#### [WHAT THE TASK REQUIRES]
Pull every "المجالسة" line out of the data below.

## start DATA ROWS

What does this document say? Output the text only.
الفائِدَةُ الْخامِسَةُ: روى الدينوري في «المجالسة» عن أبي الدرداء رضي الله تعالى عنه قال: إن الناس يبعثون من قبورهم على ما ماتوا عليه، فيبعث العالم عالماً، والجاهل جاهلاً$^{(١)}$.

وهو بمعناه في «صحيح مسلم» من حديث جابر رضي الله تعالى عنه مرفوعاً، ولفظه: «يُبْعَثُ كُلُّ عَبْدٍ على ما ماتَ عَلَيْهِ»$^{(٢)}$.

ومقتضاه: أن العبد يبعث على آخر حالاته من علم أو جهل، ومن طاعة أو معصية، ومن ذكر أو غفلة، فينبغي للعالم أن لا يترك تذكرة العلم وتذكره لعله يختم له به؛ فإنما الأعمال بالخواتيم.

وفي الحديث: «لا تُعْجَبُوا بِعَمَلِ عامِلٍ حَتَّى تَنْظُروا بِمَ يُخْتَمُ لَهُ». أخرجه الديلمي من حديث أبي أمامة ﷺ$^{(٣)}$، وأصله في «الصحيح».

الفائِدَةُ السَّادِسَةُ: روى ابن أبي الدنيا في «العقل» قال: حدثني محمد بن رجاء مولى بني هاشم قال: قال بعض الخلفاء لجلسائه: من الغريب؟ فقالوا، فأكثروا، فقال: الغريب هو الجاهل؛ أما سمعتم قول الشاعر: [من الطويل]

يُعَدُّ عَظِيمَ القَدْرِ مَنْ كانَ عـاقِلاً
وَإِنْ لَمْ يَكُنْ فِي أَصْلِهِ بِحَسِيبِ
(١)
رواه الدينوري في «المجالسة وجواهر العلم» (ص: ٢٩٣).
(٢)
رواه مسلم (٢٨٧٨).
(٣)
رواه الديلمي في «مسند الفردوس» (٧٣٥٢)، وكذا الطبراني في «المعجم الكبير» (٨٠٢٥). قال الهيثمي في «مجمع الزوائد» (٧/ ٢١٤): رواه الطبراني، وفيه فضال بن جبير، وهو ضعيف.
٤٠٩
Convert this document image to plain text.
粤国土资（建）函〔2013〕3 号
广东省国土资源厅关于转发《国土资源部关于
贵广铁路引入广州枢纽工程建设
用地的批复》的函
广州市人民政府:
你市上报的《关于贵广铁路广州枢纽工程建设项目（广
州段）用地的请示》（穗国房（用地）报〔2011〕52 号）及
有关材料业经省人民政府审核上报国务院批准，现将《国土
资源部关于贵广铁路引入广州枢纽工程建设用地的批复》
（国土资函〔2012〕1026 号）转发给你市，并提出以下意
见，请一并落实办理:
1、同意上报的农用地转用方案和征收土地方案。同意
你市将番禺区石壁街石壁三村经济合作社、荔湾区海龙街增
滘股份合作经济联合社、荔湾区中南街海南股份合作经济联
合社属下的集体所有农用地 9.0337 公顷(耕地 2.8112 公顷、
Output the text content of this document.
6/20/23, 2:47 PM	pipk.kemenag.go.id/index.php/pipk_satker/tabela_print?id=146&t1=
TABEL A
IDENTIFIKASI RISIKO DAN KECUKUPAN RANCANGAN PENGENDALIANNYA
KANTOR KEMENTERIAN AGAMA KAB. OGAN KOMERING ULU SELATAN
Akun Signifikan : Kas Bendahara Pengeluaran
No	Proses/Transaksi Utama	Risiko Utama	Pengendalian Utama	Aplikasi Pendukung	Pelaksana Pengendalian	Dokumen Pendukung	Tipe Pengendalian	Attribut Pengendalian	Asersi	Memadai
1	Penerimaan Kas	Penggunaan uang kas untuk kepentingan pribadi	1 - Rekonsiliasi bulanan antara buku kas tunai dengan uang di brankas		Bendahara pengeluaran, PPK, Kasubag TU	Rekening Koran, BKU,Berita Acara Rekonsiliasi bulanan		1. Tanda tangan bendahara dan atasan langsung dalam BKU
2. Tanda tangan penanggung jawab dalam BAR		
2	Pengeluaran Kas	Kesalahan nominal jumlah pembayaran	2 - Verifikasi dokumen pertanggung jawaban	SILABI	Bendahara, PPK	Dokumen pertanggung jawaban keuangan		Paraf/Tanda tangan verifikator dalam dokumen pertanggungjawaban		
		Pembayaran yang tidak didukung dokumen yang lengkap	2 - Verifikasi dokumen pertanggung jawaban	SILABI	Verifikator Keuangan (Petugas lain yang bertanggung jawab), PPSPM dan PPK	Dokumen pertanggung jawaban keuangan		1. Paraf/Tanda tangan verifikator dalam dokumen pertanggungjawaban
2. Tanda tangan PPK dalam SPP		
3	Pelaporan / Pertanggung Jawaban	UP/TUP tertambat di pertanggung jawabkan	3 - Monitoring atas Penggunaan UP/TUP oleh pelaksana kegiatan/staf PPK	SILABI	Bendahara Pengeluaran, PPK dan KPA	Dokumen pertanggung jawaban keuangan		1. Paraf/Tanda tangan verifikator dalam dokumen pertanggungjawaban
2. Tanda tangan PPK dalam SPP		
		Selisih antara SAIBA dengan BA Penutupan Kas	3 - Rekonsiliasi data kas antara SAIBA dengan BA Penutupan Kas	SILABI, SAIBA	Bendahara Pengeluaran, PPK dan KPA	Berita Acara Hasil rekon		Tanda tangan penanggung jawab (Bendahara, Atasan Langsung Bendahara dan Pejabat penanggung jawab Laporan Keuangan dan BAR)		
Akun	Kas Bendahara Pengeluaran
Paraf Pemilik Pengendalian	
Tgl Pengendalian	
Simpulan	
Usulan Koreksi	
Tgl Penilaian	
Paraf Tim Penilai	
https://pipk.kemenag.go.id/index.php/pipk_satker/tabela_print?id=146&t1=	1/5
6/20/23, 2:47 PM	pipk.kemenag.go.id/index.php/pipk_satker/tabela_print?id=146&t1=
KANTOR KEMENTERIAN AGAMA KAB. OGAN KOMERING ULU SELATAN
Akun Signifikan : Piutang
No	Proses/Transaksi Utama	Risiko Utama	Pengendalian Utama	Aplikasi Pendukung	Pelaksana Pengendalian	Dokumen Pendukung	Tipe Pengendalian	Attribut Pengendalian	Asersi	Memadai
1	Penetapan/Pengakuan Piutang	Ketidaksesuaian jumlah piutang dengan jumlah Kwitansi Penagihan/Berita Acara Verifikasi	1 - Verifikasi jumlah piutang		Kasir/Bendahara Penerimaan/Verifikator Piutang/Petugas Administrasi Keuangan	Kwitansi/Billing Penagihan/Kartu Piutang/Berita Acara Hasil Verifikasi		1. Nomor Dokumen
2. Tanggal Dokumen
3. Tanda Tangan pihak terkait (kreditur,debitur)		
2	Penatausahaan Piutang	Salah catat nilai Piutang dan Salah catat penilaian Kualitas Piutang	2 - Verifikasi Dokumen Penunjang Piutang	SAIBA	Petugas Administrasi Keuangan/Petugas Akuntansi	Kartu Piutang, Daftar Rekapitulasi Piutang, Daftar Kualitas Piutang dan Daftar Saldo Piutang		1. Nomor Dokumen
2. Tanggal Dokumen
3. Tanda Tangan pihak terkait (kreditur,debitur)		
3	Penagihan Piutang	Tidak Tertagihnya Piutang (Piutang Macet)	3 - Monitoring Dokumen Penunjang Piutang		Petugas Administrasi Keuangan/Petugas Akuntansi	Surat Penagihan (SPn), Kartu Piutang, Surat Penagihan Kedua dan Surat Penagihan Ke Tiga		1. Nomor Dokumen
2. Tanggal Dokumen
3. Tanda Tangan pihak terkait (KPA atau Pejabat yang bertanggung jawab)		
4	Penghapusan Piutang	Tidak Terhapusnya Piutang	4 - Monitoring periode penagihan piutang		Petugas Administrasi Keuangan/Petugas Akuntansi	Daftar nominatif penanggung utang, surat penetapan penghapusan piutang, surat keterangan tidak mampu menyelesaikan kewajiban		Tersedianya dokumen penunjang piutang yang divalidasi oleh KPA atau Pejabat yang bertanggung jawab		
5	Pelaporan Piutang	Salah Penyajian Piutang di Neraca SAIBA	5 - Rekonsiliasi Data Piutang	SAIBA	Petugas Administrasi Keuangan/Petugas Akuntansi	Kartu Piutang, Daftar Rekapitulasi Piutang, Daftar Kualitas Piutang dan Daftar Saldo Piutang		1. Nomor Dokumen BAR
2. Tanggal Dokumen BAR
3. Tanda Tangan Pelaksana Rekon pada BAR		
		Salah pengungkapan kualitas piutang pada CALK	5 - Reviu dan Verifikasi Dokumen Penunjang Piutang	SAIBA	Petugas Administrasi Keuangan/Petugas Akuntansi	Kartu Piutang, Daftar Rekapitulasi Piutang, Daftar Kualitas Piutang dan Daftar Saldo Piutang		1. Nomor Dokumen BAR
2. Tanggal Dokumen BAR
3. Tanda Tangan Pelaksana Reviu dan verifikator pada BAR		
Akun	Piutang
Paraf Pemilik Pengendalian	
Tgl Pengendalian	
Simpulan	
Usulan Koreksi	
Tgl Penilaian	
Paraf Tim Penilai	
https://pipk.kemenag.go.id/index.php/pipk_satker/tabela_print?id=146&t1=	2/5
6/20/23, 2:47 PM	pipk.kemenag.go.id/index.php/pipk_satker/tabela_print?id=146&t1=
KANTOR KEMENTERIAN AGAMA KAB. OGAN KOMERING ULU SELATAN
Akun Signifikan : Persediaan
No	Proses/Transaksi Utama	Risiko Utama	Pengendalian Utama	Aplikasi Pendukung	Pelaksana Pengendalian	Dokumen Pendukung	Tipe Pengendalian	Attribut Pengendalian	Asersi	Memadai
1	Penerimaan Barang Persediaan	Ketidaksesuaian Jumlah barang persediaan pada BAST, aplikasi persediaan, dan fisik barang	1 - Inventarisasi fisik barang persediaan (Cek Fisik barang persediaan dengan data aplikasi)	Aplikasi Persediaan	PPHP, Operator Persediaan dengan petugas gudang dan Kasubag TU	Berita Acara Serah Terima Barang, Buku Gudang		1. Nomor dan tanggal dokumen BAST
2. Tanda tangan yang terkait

## end DATA ROWS

#### [IN RESPONSE]
الفائِدَةُ الْخامِسَةُ: روى الدينوري في «المجالسة» عن أبي الدرداء رضي الله تعالى عنه قال: إن الناس يبعثون من قبورهم على ما ماتوا عليه، فيبعث العالم عالماً، والجاهل جاهلاً$^{(١)}$.
رواه الدينوري في «المجالسة وجواهر العلم» (ص: ٢٩٣).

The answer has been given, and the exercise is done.